* **Direction**
Read the material below and tally how many lines hold the word "Савченко", giving the number and nothing else.

* **Dataset entries**
----------
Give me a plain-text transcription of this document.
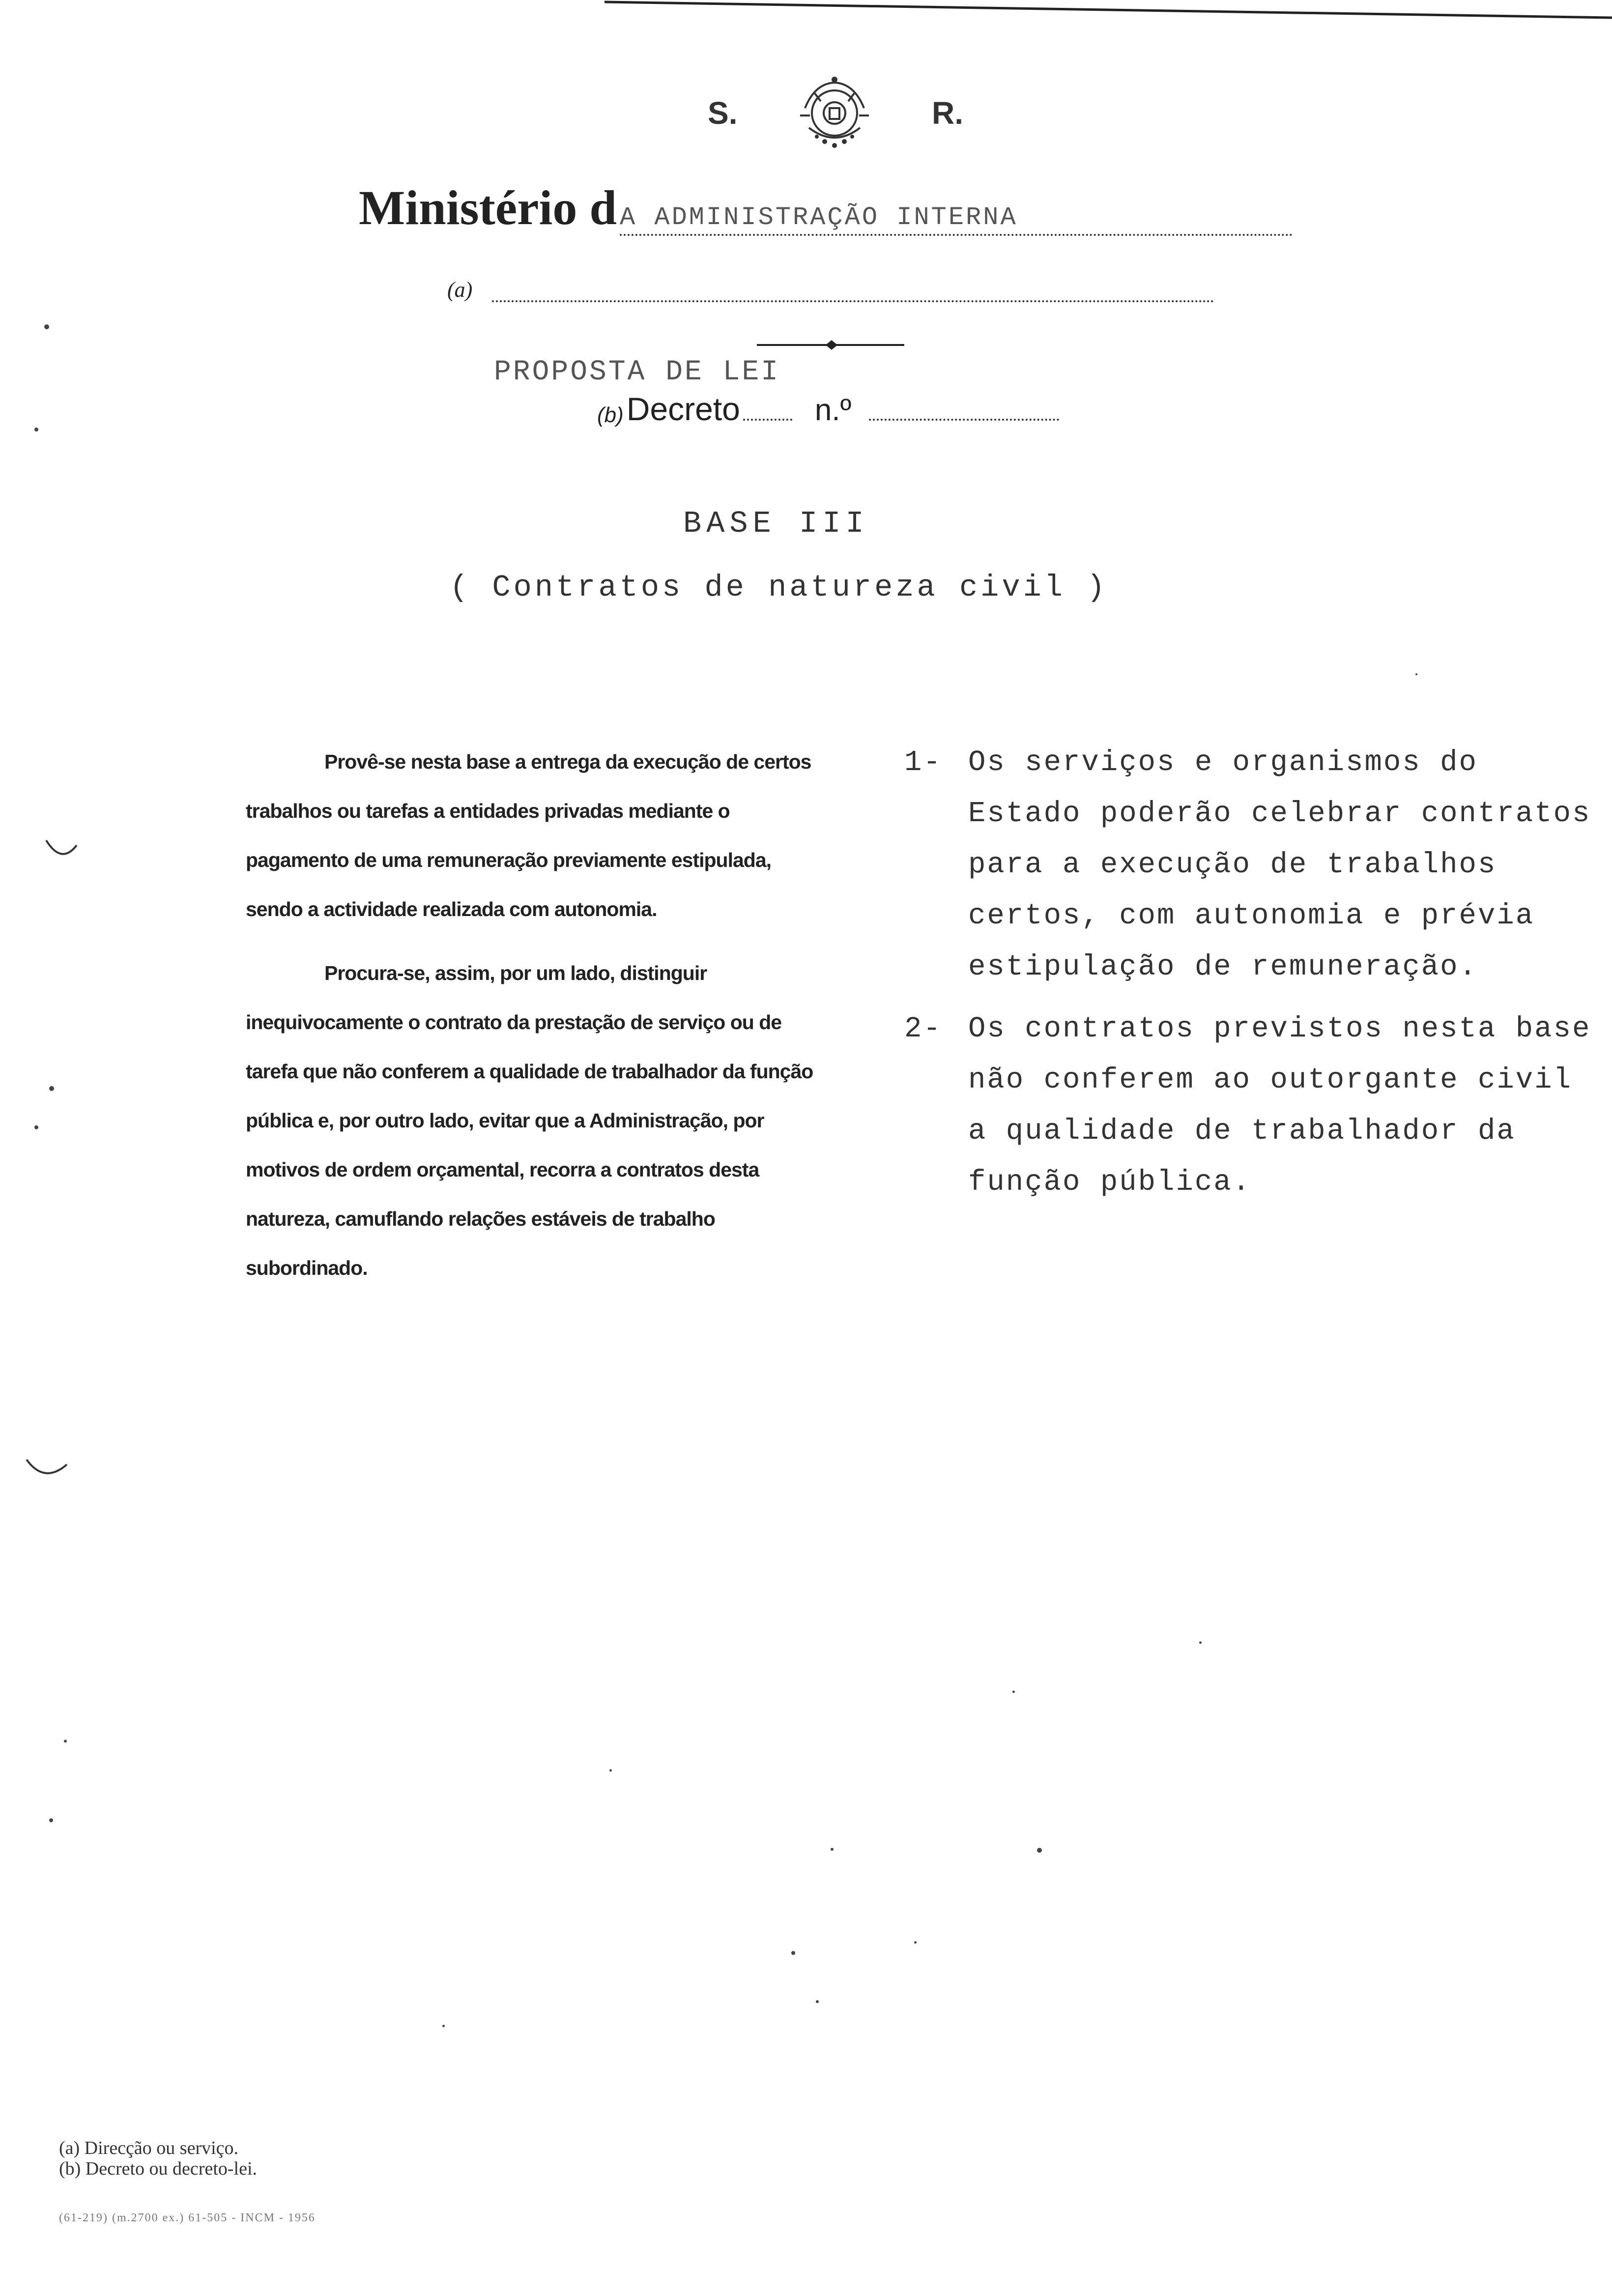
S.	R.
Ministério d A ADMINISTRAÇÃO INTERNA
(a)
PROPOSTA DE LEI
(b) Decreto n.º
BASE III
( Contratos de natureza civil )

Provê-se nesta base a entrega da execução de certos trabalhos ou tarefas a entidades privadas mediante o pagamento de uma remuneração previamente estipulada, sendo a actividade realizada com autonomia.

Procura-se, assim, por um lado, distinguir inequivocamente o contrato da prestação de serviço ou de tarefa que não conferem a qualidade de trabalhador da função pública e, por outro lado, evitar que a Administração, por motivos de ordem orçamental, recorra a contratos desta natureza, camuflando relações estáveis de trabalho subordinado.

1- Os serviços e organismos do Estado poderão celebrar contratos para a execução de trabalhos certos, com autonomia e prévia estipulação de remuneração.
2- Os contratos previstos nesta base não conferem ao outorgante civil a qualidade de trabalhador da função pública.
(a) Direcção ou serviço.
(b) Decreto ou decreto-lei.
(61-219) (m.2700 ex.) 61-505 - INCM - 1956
----------
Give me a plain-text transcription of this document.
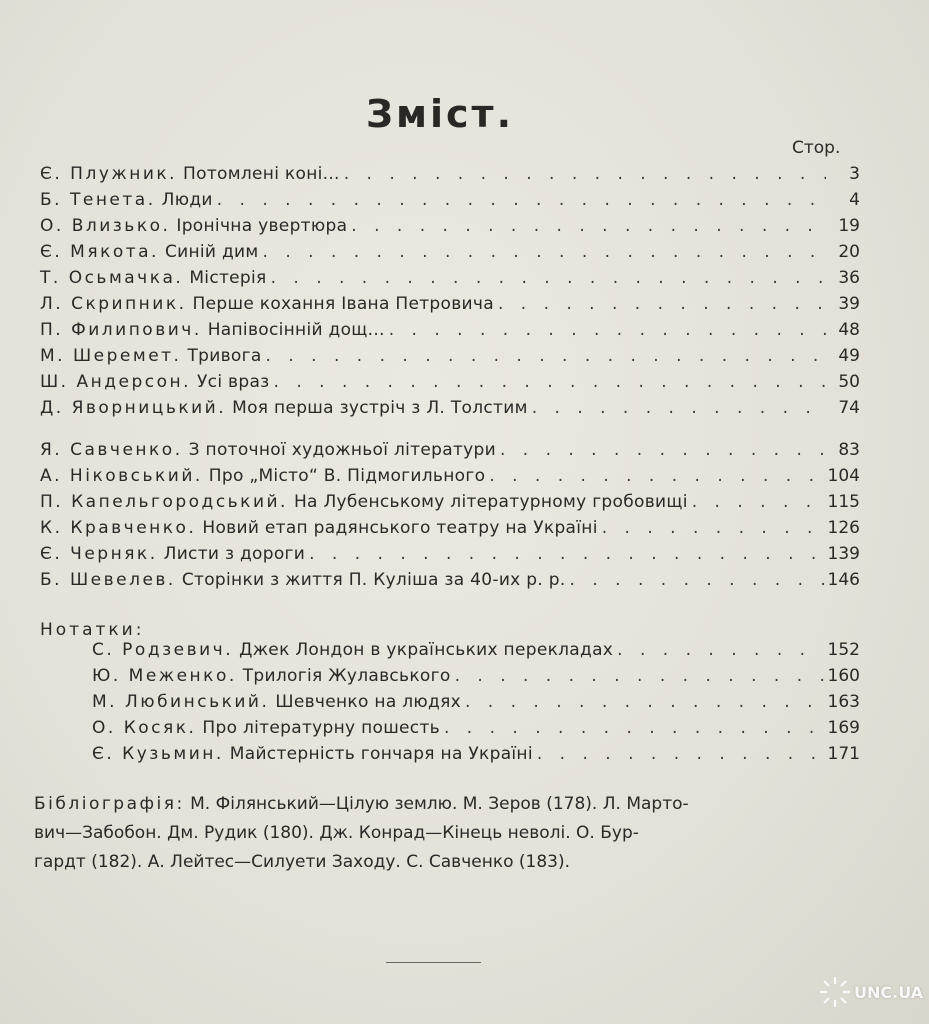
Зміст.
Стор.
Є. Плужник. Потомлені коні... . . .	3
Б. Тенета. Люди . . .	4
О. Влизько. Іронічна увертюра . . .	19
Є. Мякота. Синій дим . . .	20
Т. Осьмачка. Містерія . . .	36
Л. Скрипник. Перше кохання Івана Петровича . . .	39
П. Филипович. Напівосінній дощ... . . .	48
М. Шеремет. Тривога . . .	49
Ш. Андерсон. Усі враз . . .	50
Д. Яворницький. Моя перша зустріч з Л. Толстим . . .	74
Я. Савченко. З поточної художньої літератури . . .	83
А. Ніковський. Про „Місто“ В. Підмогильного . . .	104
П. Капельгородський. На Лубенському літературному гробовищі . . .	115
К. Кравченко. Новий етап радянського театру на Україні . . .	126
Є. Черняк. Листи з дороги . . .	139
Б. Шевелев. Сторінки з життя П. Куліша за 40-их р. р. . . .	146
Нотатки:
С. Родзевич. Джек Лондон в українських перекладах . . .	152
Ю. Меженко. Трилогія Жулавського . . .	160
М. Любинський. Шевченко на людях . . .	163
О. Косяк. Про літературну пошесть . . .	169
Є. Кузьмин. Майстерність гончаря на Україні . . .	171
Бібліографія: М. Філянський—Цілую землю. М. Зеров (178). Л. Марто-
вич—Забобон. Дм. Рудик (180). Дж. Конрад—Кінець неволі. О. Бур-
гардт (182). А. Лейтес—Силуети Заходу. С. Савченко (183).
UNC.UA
----------
* **Full response**
2